ÉNONCÉ DU PROBLÈME:
Reproduisez à l'identique l'extrait du texte sur les usages des Tics, depuis « 10Mais entre SU » jusqu'à « dynamique d’interaction interindividuelle. » inclus.

7Pour D. Carré, la recherche sur les usages, à la différence des États-Unis, a été en France largement commanditée par l’État et les grandes entreprises. Toutefois, on assiste actuellement à un désintérêt de ces commanditaires historiques. Cela s’explique si l’on considère en premier lieu la convergence des télécoms et de l’informatique, l’abaissement des coûts ensuite, la personnalisation enfin très poussée des équipements qui en résulte. Ajoutons à cela la forte concurrence née de la déréglementation du secteur du téléphone et du retrait corollaire de l’État, et l’on constate avec l’auteur un retournement d’intérêt presque naturel qui, de la sociologie des usages, nous transporte dans les années 2000 vers le marketing de leur formation. Mesures de trafic, d’audience, la question des usages des Tics semble en panne et vient s’échouer dans une visée purement industrielle et très à court terme. En guise de pistes, D. Carré propose de mener des études centrées sur les usages en dehors des pays occidentaux fortement industrialisés et suréquipés.

8La seconde partie, la mise à l’épreuve des études sur les usages, s’ouvre sur un texte de C. Papilloud. L’auteur, dans une approche historique, analyse les débats scientifiques autour de l’interactivité. L’interactivité des Tics se caractérise par son intensité, son immédiateté, le contrôle possible sur elle, sa réactivité. L’auteur entend ainsi mettre en perspective la sociologie des usages à partir du lien « contactuel ». S’interrogeant sur les modalités de « la mise en contact » dévolue aux Tics, il affirme que l’interactivité ne présage en rien un nouveau lien social, n’assure pas la solidarité, ne réduit pas les distances sociales. Et que la contactualité des Tics ne présage en rien d’une continuité de l’engagement et ne saurait seule se substituer à sociabilité complexe à laquelle elle participe. Pour clore, que l’étude des usages doit néanmoins prendre en compte ce fondement structurel, le contact.

9Latzko-Toth et F. Millerand dans le chapitre suivant nous proposent une analyse comparative entre Sociologie des usages (SU) et Science and technology studies (STS). Des ressemblances, et en tout premier lieu, le parti pris de considérer simultanément la technique et la société dans un rapport dialectique de type structurant/structuré.

10Mais entre SU et STS, et bien que les deux disciplines ne se citent guère, ce sont aussi des objets d’études identiques, des orientations épistémologiques et des principes méthodologiques communs. Du côté des différences, la SU accorde une grande attention aux motivations psychologiques des acteurs quant à leur investissement dans la construction des usages des dispositifs, ou encore au sens qu’ils donnent à leurs conduites ; les STS sont plutôt plus proches de l’interactionnisme symbolique et prônent en conséquence une approche interrelationnelle, co-construite et interprétative du sens, le cadre interprétatif étant en permanence renégocié par les acteurs à travers un processus dynamique d’interaction interindividuelle.

DONNÉES FOURNIES:
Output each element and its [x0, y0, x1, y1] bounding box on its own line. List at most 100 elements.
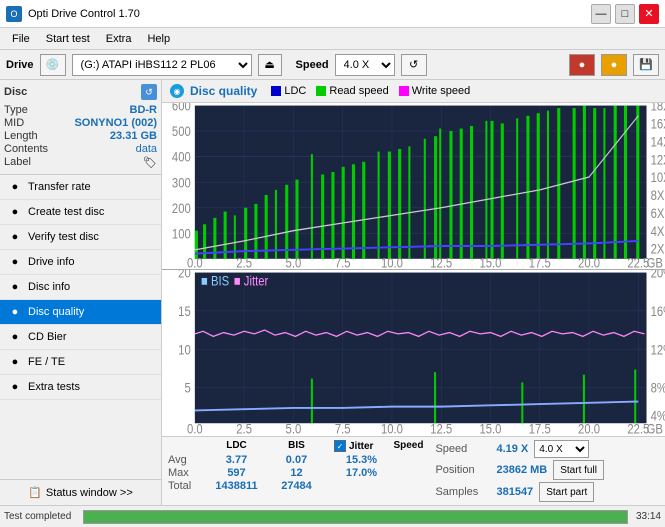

RÉSULTAT ATTENDU:
10Mais entre SU et STS, et bien que les deux disciplines ne se citent guère, ce sont aussi des objets d’études identiques, des orientations épistémologiques et des principes méthodologiques communs. Du côté des différences, la SU accorde une grande attention aux motivations psychologiques des acteurs quant à leur investissement dans la construction des usages des dispositifs, ou encore au sens qu’ils donnent à leurs conduites ; les STS sont plutôt plus proches de l’interactionnisme symbolique et prônent en conséquence une approche interrelationnelle, co-construite et interprétative du sens, le cadre interprétatif étant en permanence renégocié par les acteurs à travers un processus dynamique d’interaction interindividuelle.